Instructions for the task => Copy each line with the word "city" in it.

___ Data to use

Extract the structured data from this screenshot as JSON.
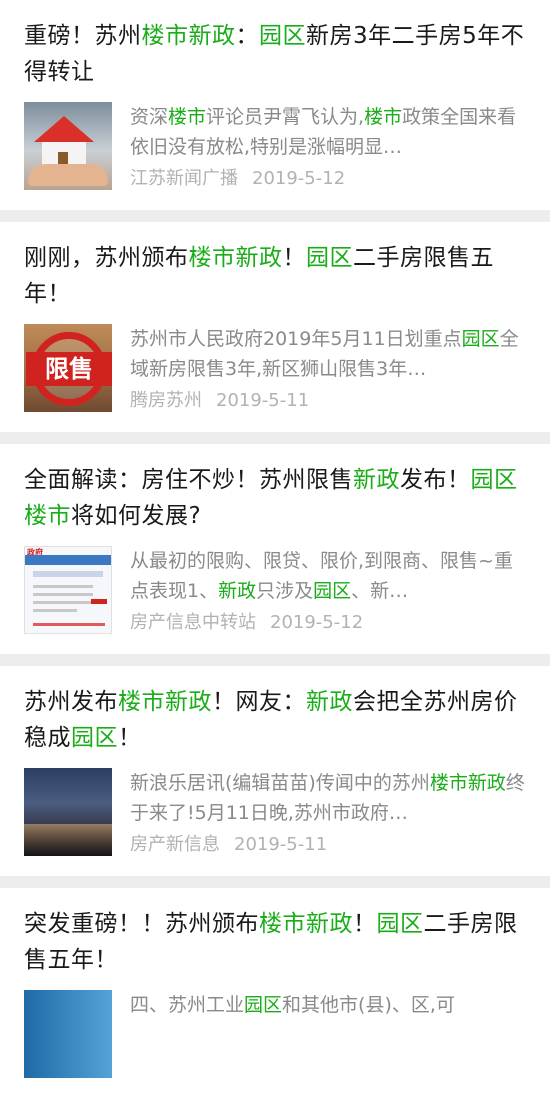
{
  "articles": [
    {
      "title": [
        {
          "t": "重磅！苏州",
          "hl": false
        },
        {
          "t": "楼市新政",
          "hl": true
        },
        {
          "t": "：",
          "hl": false
        },
        {
          "t": "园区",
          "hl": true
        },
        {
          "t": "新房3年二手房5年不得转让",
          "hl": false
        }
      ],
      "snippet": [
        {
          "t": "资深",
          "hl": false
        },
        {
          "t": "楼市",
          "hl": true
        },
        {
          "t": "评论员尹霄飞认为,",
          "hl": false
        },
        {
          "t": "楼市",
          "hl": true
        },
        {
          "t": "政策全国来看依旧没有放松,特别是涨幅明显…",
          "hl": false
        }
      ],
      "source": "江苏新闻广播",
      "date": "2019-5-12",
      "thumb_icon": "house-in-hands-image"
    },
    {
      "title": [
        {
          "t": "刚刚，苏州颁布",
          "hl": false
        },
        {
          "t": "楼市新政",
          "hl": true
        },
        {
          "t": "！",
          "hl": false
        },
        {
          "t": "园区",
          "hl": true
        },
        {
          "t": "二手房限售五年！",
          "hl": false
        }
      ],
      "snippet": [
        {
          "t": "苏州市人民政府2019年5月11日划重点",
          "hl": false
        },
        {
          "t": "园区",
          "hl": true
        },
        {
          "t": "全域新房限售3年,新区狮山限售3年…",
          "hl": false
        }
      ],
      "source": "腾房苏州",
      "date": "2019-5-11",
      "thumb_icon": "restricted-sale-image",
      "thumb_text": "限售"
    },
    {
      "title": [
        {
          "t": "全面解读：房住不炒！苏州限售",
          "hl": false
        },
        {
          "t": "新政",
          "hl": true
        },
        {
          "t": "发布！",
          "hl": false
        },
        {
          "t": "园区楼市",
          "hl": true
        },
        {
          "t": "将如何发展?",
          "hl": false
        }
      ],
      "snippet": [
        {
          "t": "从最初的限购、限贷、限价,到限商、限售~重点表现1、",
          "hl": false
        },
        {
          "t": "新政",
          "hl": true
        },
        {
          "t": "只涉及",
          "hl": false
        },
        {
          "t": "园区",
          "hl": true
        },
        {
          "t": "、新…",
          "hl": false
        }
      ],
      "source": "房产信息中转站",
      "date": "2019-5-12",
      "thumb_icon": "government-document-image",
      "thumb_text": "政府"
    },
    {
      "title": [
        {
          "t": "苏州发布",
          "hl": false
        },
        {
          "t": "楼市新政",
          "hl": true
        },
        {
          "t": "！网友：",
          "hl": false
        },
        {
          "t": "新政",
          "hl": true
        },
        {
          "t": "会把全苏州房价稳成",
          "hl": false
        },
        {
          "t": "园区",
          "hl": true
        },
        {
          "t": "！",
          "hl": false
        }
      ],
      "snippet": [
        {
          "t": "新浪乐居讯(编辑苗苗)传闻中的苏州",
          "hl": false
        },
        {
          "t": "楼市新政",
          "hl": true
        },
        {
          "t": "终于来了!5月11日晚,苏州市政府…",
          "hl": false
        }
      ],
      "source": "房产新信息",
      "date": "2019-5-11",
      "thumb_icon": "city-night-image"
    },
    {
      "title": [
        {
          "t": "突发重磅！！苏州颁布",
          "hl": false
        },
        {
          "t": "楼市新政",
          "hl": true
        },
        {
          "t": "！",
          "hl": false
        },
        {
          "t": "园区",
          "hl": true
        },
        {
          "t": "二手房限售五年！",
          "hl": false
        }
      ],
      "snippet": [
        {
          "t": "四、苏州工业",
          "hl": false
        },
        {
          "t": "园区",
          "hl": true
        },
        {
          "t": "和其他市(县)、区,可",
          "hl": false
        }
      ],
      "source": "",
      "date": "",
      "thumb_icon": "city-skyline-image"
    }
  ],
  "colors": {
    "highlight": "#1aad19",
    "title": "#1a1a1a",
    "snippet": "#8a8a8a",
    "meta": "#b2b2b2"
  }
}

______

Solution to the exercise =>
      "thumb_icon": "city-night-image"
      "thumb_icon": "city-skyline-image"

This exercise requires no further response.